◆ **TO BE DONE**
Leave out any picture and return the remaining listing below exactly as given.

◆ **RECORDS SUPPLIED**
((

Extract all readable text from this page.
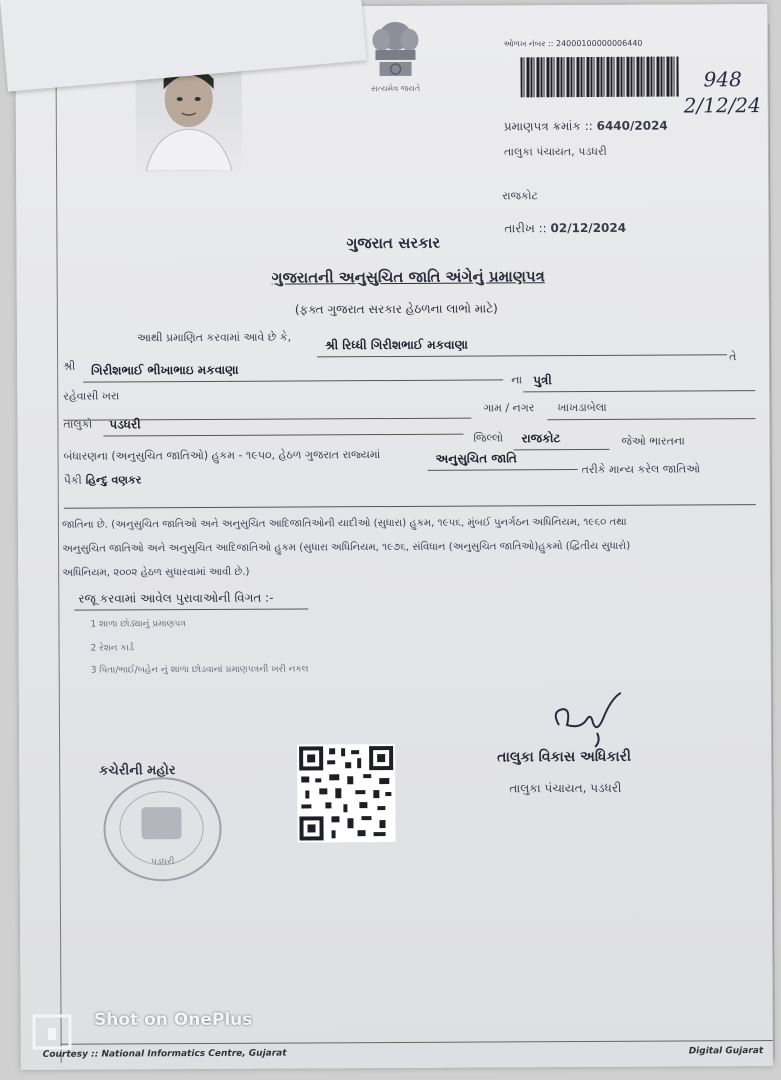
સત્યમેવ જયતે
ઓળખ નંબર :: 24000100000006440
948
2/12/24
પ્રમાણપત્ર ક્રમાંક :: 6440/2024
તાલુકા પંચાયત, પડધરી
રાજકોટ
તારીખ :: 02/12/2024
ગુજરાત સરકાર
ગુજરાતની અનુસુચિત જાતિ અંગેનું પ્રમાણપત્ર
(ફક્ત ગુજરાત સરકાર હેઠળના લાભો માટે)
આથી પ્રમાણિત કરવામાં આવે છે કે,
શ્રી રિધ્ધી ગિરીશભાઈ મકવાણા
તે
શ્રી ગિરીશભાઈ ભીખાભાઇ મકવાણા
ના પુત્રી
રહેવાસી ખરા
ગામ / નગર ખાખડાબેલા
તાલુકો પડધરી
જિલ્લો રાજકોટ	જેઓ ભારતના
બંધારણના (અનુસુચિત જાતિઓ) હુકમ - ૧૯૫૦, હેઠળ ગુજરાત રાજ્યમાં	અનુસુચિત જાતિ
તરીકે માન્ય કરેલ જાતિઓ
પૈકી હિન્દુ વણકર
જાતિના છે. (અનુસુચિત જાતિઓ અને અનુસુચિત આદિજાતિઓની યાદીઓ (સુધારા) હુકમ, ૧૯૫૬, મુંબઈ પુનર્ગઠન અધિનિયમ, ૧૯૬૦ તથા
અનુસુચિત જાતિઓ અને અનુસુચિત આદિજાતિઓ હુકમ (સુધારા અધિનિયમ, ૧૯૭૬, સંવિધાન (અનુસુચિત જાતિઓ)હુકમો (દ્વિતીય સુધારો)
અધિનિયમ, ૨૦૦૨ હેઠળ સુધારવામાં આવી છે.)
રજૂ કરવામાં આવેલ પુરાવાઓની વિગત :-
1 શાળા છોડ્યાનું પ્રમાણપત્ર
2 રેશન કાર્ડ
3 પિતા/ભાઈ/બહેન નું શાળા છોડવાનાં પ્રમાણપત્રની ખરી નકલ
તાલુકા વિકાસ અધિકારી
તાલુકા પંચાયત, પડધરી
કચેરીની મહોર
પડધરી
Courtesy :: National Informatics Centre, Gujarat	Digital Gujarat
Shot on OnePlus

))

◆ **RESPONSE TO THE EXERCISE**
Extract all readable text from this page.
સત્યમેવ જયતે
ઓળખ નંબર :: 24000100000006440
948
2/12/24
પ્રમાણપત્ર ક્રમાંક :: 6440/2024
તાલુકા પંચાયત, પડધરી
રાજકોટ
તારીખ :: 02/12/2024
ગુજરાત સરકાર
ગુજરાતની અનુસુચિત જાતિ અંગેનું પ્રમાણપત્ર
(ફક્ત ગુજરાત સરકાર હેઠળના લાભો માટે)
આથી પ્રમાણિત કરવામાં આવે છે કે,
શ્રી રિધ્ધી ગિરીશભાઈ મકવાણા
તે
શ્રી ગિરીશભાઈ ભીખાભાઇ મકવાણા
ના પુત્રી
રહેવાસી ખરા
ગામ / નગર ખાખડાબેલા
તાલુકો પડધરી
જિલ્લો રાજકોટ	જેઓ ભારતના
બંધારણના (અનુસુચિત જાતિઓ) હુકમ - ૧૯૫૦, હેઠળ ગુજરાત રાજ્યમાં	અનુસુચિત જાતિ
તરીકે માન્ય કરેલ જાતિઓ
પૈકી હિન્દુ વણકર
જાતિના છે. (અનુસુચિત જાતિઓ અને અનુસુચિત આદિજાતિઓની યાદીઓ (સુધારા) હુકમ, ૧૯૫૬, મુંબઈ પુનર્ગઠન અધિનિયમ, ૧૯૬૦ તથા
અનુસુચિત જાતિઓ અને અનુસુચિત આદિજાતિઓ હુકમ (સુધારા અધિનિયમ, ૧૯૭૬, સંવિધાન (અનુસુચિત જાતિઓ)હુકમો (દ્વિતીય સુધારો)
અધિનિયમ, ૨૦૦૨ હેઠળ સુધારવામાં આવી છે.)
રજૂ કરવામાં આવેલ પુરાવાઓની વિગત :-
1 શાળા છોડ્યાનું પ્રમાણપત્ર
2 રેશન કાર્ડ
3 પિતા/ભાઈ/બહેન નું શાળા છોડવાનાં પ્રમાણપત્રની ખરી નકલ
તાલુકા વિકાસ અધિકારી
તાલુકા પંચાયત, પડધરી
કચેરીની મહોર
પડધરી
Courtesy :: National Informatics Centre, Gujarat	Digital Gujarat
Shot on OnePlus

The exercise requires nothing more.